### Instructions to follow
Select all lines in the records that include "principj".

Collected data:
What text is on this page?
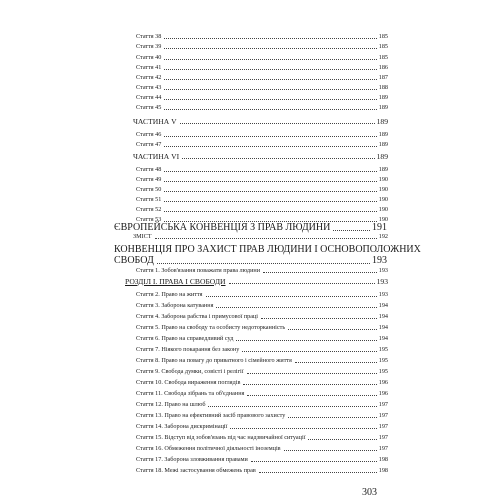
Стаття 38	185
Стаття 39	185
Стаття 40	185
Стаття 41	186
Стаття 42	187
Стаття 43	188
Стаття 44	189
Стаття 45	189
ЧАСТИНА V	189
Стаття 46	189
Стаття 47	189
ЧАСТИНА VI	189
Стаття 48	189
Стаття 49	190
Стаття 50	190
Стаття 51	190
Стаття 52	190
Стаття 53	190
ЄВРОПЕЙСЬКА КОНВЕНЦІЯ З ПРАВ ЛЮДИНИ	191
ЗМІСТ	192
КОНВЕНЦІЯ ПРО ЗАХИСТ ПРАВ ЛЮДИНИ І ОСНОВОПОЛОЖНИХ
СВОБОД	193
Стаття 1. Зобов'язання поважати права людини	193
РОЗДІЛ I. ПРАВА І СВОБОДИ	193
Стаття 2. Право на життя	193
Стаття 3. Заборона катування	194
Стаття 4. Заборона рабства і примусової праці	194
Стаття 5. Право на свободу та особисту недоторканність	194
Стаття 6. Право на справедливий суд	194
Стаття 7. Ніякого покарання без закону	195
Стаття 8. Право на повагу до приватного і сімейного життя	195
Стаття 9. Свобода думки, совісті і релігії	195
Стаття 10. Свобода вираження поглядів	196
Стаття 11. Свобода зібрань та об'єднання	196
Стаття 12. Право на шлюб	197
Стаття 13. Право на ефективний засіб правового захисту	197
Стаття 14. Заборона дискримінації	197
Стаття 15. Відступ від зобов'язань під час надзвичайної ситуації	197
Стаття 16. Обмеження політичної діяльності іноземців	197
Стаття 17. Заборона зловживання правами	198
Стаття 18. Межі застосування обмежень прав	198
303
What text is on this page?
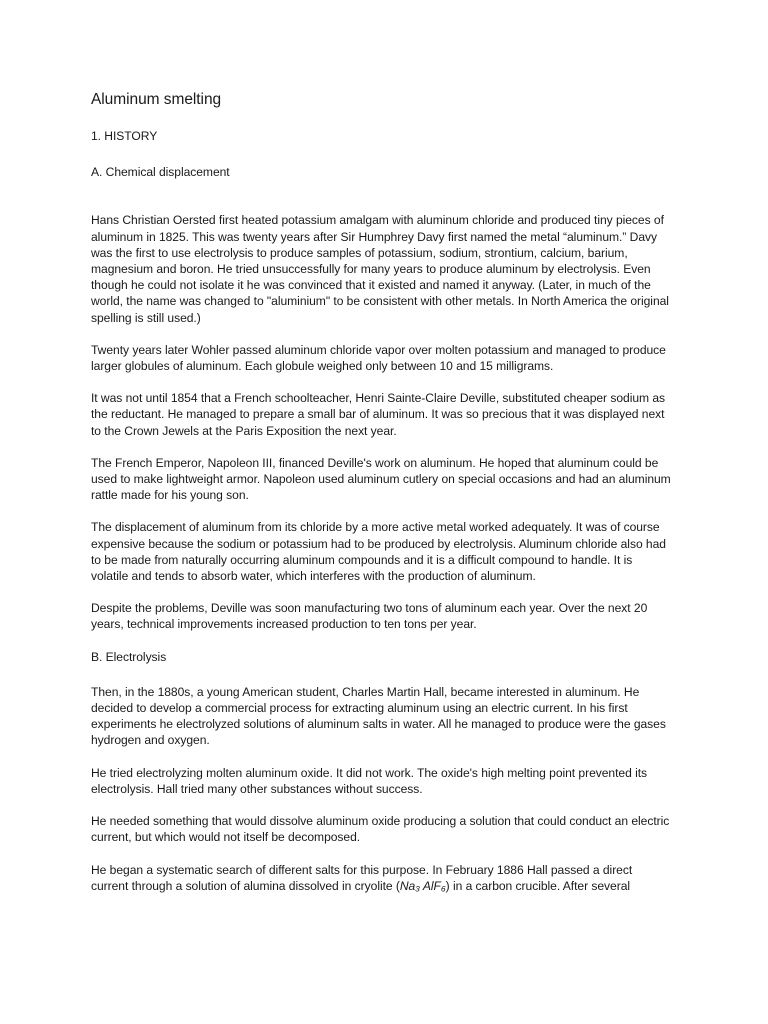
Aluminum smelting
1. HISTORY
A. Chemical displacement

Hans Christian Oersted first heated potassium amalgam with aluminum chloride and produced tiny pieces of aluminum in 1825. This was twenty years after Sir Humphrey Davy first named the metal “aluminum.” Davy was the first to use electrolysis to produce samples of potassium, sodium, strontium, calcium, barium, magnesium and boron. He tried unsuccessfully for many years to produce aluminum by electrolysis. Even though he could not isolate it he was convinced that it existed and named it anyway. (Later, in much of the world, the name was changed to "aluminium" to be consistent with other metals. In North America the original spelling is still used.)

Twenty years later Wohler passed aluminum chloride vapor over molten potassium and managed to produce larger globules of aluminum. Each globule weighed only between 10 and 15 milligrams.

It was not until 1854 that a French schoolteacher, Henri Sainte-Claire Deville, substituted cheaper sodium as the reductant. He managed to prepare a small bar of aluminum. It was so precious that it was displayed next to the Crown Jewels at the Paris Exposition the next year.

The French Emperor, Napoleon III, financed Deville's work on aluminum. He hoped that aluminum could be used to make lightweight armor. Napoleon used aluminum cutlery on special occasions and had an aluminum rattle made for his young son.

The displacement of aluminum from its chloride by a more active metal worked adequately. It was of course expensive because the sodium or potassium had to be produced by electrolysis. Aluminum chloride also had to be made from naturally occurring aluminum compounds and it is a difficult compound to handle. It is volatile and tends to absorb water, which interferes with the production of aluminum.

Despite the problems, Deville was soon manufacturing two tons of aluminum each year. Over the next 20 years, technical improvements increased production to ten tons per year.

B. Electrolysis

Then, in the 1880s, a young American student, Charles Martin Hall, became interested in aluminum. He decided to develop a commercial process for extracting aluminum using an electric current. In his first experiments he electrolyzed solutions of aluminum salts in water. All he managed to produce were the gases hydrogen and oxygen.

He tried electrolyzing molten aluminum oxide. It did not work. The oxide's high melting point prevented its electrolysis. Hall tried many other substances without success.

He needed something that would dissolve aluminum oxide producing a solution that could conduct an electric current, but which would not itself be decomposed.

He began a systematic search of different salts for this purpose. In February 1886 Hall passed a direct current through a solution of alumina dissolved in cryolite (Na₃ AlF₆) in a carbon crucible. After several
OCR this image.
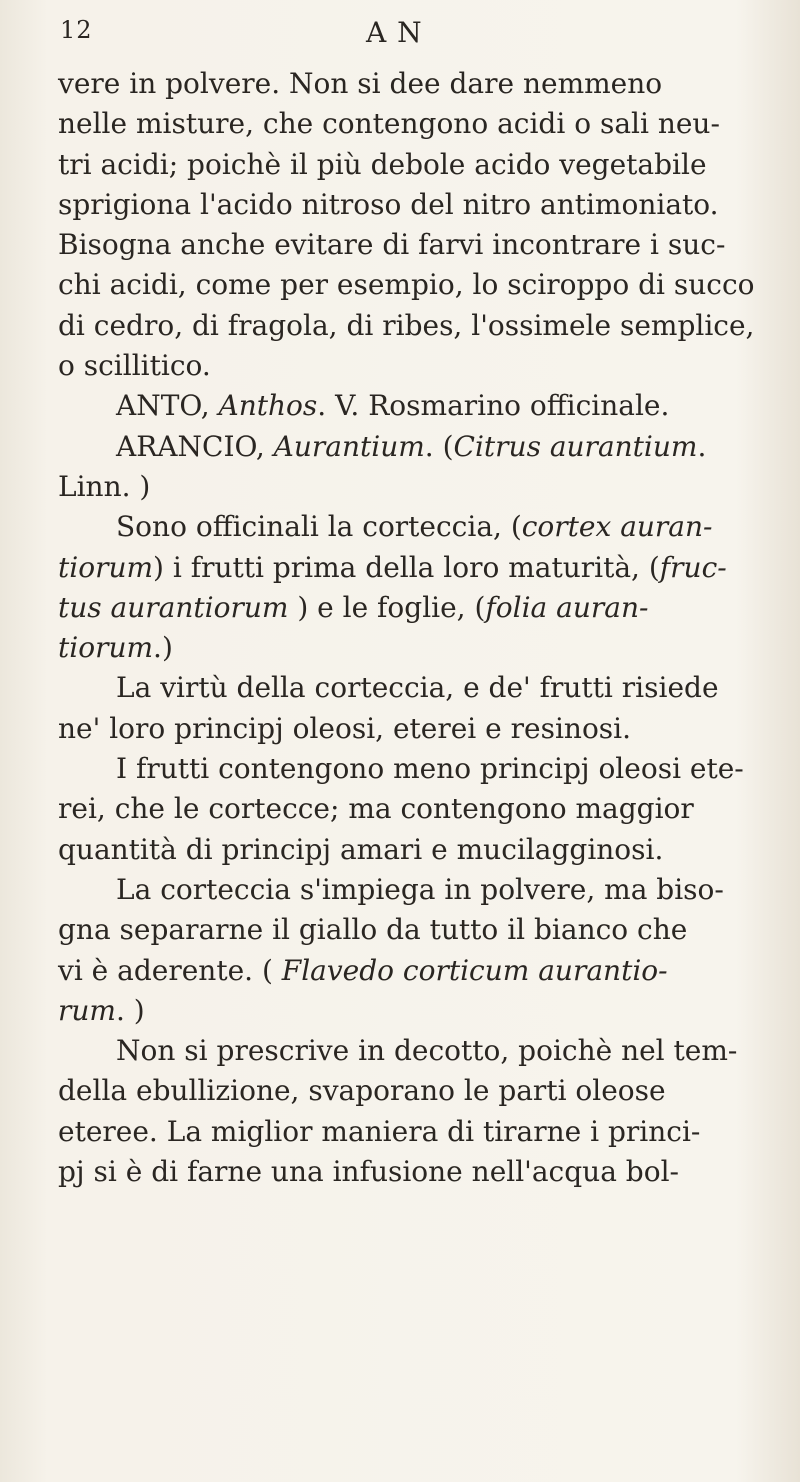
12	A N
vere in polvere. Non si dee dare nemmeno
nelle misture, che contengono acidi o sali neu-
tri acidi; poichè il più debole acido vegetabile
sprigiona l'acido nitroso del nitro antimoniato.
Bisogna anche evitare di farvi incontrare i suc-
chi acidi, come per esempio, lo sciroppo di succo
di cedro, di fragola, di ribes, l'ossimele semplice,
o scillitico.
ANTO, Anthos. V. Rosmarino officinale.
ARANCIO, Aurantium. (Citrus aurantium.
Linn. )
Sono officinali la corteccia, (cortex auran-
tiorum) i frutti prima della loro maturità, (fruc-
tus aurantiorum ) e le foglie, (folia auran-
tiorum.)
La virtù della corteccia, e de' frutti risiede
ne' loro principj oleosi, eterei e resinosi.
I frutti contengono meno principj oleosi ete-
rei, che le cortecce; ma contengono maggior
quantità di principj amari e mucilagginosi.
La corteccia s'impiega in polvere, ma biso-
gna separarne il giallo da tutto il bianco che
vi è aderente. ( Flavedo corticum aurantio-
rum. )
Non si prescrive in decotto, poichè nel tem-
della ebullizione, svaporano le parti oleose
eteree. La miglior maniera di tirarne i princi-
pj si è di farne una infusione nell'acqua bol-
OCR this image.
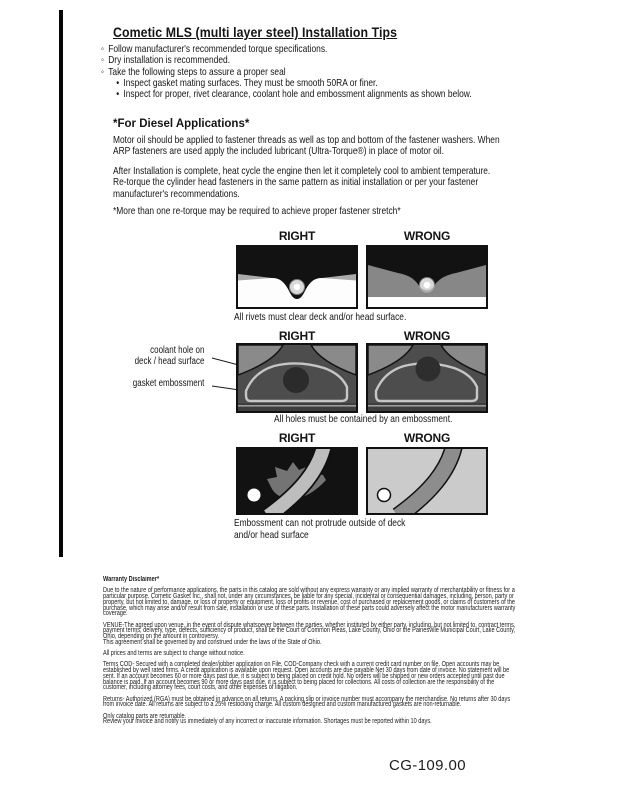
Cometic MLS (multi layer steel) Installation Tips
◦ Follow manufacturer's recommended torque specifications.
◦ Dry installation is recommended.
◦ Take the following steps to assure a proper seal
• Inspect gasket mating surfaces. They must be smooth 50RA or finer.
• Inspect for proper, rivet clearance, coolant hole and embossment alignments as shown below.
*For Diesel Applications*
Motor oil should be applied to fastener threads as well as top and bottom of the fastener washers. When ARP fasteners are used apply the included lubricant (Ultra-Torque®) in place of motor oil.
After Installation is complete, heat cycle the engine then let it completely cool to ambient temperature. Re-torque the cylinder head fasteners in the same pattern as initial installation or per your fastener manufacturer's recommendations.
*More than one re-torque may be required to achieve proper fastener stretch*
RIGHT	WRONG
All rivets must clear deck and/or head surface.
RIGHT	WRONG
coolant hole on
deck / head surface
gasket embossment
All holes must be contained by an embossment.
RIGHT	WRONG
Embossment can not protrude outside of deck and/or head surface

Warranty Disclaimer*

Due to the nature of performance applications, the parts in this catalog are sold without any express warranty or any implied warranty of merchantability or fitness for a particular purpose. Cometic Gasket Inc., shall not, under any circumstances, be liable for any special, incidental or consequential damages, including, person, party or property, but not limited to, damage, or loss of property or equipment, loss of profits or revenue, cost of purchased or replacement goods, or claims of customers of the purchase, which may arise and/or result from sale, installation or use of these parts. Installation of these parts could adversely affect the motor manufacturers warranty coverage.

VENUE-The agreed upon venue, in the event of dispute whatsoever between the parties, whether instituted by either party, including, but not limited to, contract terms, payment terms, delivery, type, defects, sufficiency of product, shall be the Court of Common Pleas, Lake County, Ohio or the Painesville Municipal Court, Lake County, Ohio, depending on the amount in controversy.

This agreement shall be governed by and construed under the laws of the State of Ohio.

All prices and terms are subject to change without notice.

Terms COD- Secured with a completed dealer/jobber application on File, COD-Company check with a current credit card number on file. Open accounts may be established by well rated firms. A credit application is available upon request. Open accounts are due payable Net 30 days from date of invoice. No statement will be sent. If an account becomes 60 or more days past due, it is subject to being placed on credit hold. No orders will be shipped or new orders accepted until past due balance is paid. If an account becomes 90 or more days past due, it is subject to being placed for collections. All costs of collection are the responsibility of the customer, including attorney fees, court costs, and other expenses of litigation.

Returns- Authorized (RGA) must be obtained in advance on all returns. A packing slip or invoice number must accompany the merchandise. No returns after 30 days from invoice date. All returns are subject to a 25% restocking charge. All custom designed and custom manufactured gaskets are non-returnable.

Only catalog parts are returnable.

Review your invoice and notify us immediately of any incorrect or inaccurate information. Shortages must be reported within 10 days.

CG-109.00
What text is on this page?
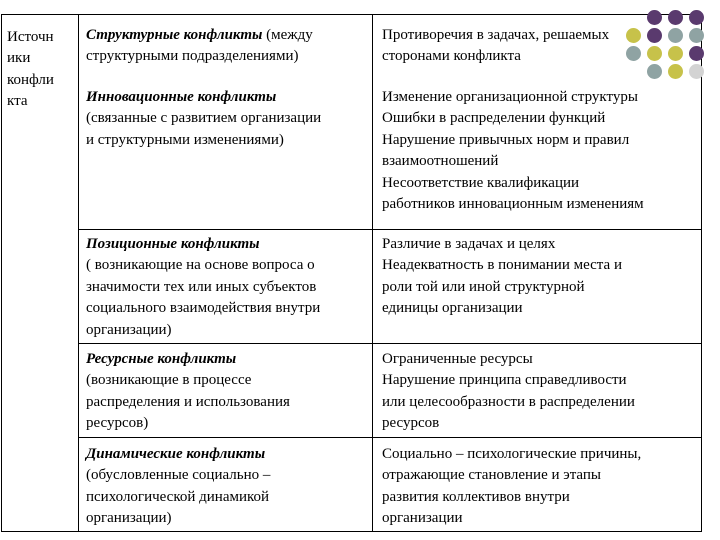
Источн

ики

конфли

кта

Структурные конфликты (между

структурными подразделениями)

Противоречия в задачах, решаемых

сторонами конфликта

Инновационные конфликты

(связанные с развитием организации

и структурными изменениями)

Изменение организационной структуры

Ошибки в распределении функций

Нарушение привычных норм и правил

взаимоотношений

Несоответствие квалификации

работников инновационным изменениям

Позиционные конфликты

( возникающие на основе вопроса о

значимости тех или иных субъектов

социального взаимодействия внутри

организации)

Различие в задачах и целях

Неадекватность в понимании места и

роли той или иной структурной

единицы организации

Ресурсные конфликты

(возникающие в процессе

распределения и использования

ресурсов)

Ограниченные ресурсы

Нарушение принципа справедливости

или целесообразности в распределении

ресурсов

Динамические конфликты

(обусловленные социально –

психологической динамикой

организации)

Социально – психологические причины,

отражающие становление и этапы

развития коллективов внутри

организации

### Answer below
ne' loro principj oleosi, eterei e resinosi.
I frutti contengono meno principj oleosi ete-
quantità di principj amari e mucilagginosi.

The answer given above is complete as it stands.